**STATED EXERCISE 1:** In the forum discussion about patterns in prime numbers, up to what number did one poster check the odd/even chessboard pattern in Excel?

**TEXT EXTRACT:**
Did you know this about prime numbers?

The author of the following site:

http://fdonea.tripod.com/primes.htm

says that, as far as he knows, no one can “explain the occurance of straight lines in an otherwise apparently random pattern.” I’ll bet someone here can!

My thoughts:

  1. Is the occurance prime numbers truly random? It would seem to me that numbers that cannot end with the digits 2, 4, 5, 6, or 8 would rule out prime numbers as a random sequence. Perhaps he is referring to the fact that there is no formula which can unerringly create prime numbers.

  2. By embedding prime numbers in a spiral pattern, one is imposing a pattern on a random occurance.

  3. It is not uncommon for patterns to occur in random sequences. Perhaps it would be more surprising if the straight lines didn’t occur.

I think I am on the right track here, but I lack the knowledge of mathematics to express myself better. Surely someone here can explain this.

At the risk of looking like an ignoramus, why would a truly random sequence[sup]1[/sup] have a pattern?

[sup]1[/sup] [sub]I understand how any “random” sequence you may generate might have a pattern. But a truly random sequence, which may be impossible to produce, shouldn’t have a pattern…[/sub]

I’d like to examine a set of the numbers that appear in one of the lines; it may be that they are all of a similar type…

What’s with the empty square in the middle of the spiral. If I were going to make a spiral of numbers I wouldn’t leave one square inexplicably blank. I wonder what the large spiral would look like without it.

See here . Chaos was a wonderful book and will help heal the mind of those who venture down that road… :slight_smile:

The only patterns that ‘exist’ in random sets are those that arise by chance (flipping three consecutive heads, then three consecutive tails, then three consecutive heads again) and those that arise purely as a result of our perception (clouds that look like ducks etc)

Some information is to be found here, here, and here

The occurence of prime numbers is not random in one sense, because I can write a finite-length computer program that will print out all of them.

However, given all of the first n prime numbers, I can’t predict with any accuracy what the next one will be. That’s what they mean here.

Points 2 and 3 from the OP are valid.

One factor seems to apply, which might be a factor in the pattern. Diagonal lines seems to be all either odd, or all even. In other words, the odd and even numbers are like on a chessboard, with even numbers being black squares, and odd numbers being white squares (or vice versa). This seems to apply up to 71 (I’ve done it on excel).

If this is true, then it means you can only have diagonal lines, as only odd numbers can be prime (apart from 2). Therefore, it means you would get patterns, that might not be there otherwise. It might be interesting to plot a spiral of only odd numbers, to see how that changes things.

I think the odd/even rule applies for the following reason. If you are forming the spiral, if you go one step ahead you would be moving to a square of a different colour on a chessboard (moving one square from your current square), and changing between odd and even numbers.

In that case if you started with a 1 on a white square, you would then move one square for the 2 on a black square, then onto a white square for the 3, black for 4, etc, so odds whould be white, and blacks even.

**STATED EXERCISE 2:** Write out the lines of the records between the line holding "Text: 2: 2 [74,466,81,476]" and the line holding "Text: 1, HAMPSTEAD ROAD, STANDISH, WIGAN, WN6 0RR: 1, HAMPSTEAD", inclusive.

**DATASET CONTENT:**

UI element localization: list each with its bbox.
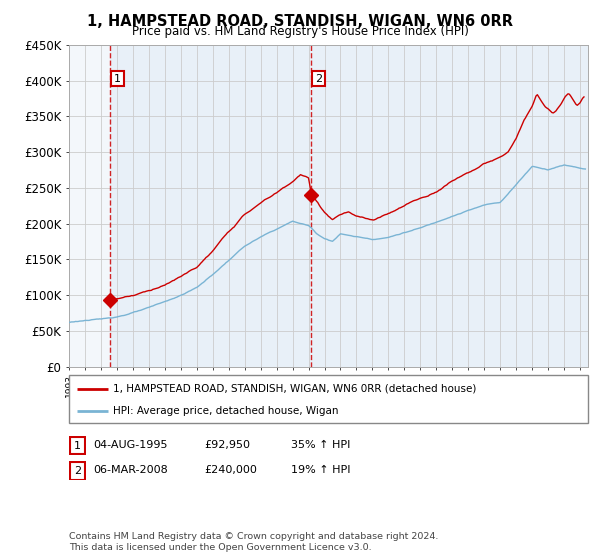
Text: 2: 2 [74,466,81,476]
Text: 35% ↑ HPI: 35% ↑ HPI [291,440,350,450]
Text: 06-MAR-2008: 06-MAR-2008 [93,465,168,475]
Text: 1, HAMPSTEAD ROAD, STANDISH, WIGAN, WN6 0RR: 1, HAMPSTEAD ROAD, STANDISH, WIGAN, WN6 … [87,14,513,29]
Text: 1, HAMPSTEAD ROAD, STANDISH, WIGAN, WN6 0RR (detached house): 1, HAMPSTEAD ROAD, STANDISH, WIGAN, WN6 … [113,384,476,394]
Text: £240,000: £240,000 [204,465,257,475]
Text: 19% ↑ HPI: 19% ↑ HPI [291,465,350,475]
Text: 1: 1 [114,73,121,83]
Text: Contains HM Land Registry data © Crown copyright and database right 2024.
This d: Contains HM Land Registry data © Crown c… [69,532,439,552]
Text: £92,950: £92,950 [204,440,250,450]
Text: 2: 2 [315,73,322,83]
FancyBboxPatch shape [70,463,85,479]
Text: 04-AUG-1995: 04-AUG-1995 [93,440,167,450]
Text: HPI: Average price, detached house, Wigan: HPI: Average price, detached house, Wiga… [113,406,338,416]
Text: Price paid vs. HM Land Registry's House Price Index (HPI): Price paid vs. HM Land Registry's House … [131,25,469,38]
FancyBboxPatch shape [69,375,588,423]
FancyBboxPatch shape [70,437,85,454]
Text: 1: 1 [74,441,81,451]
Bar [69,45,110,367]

**WORKED SOLUTION 1:** Up to 71.

**WORKED SOLUTION 2:**
Text: 2: 2 [74,466,81,476]
Text: 35% ↑ HPI: 35% ↑ HPI [291,440,350,450]
Text: 06-MAR-2008: 06-MAR-2008 [93,465,168,475]
Text: 1, HAMPSTEAD ROAD, STANDISH, WIGAN, WN6 0RR: 1, HAMPSTEAD ROAD, STANDISH, WIGAN, WN6 … [87,14,513,29]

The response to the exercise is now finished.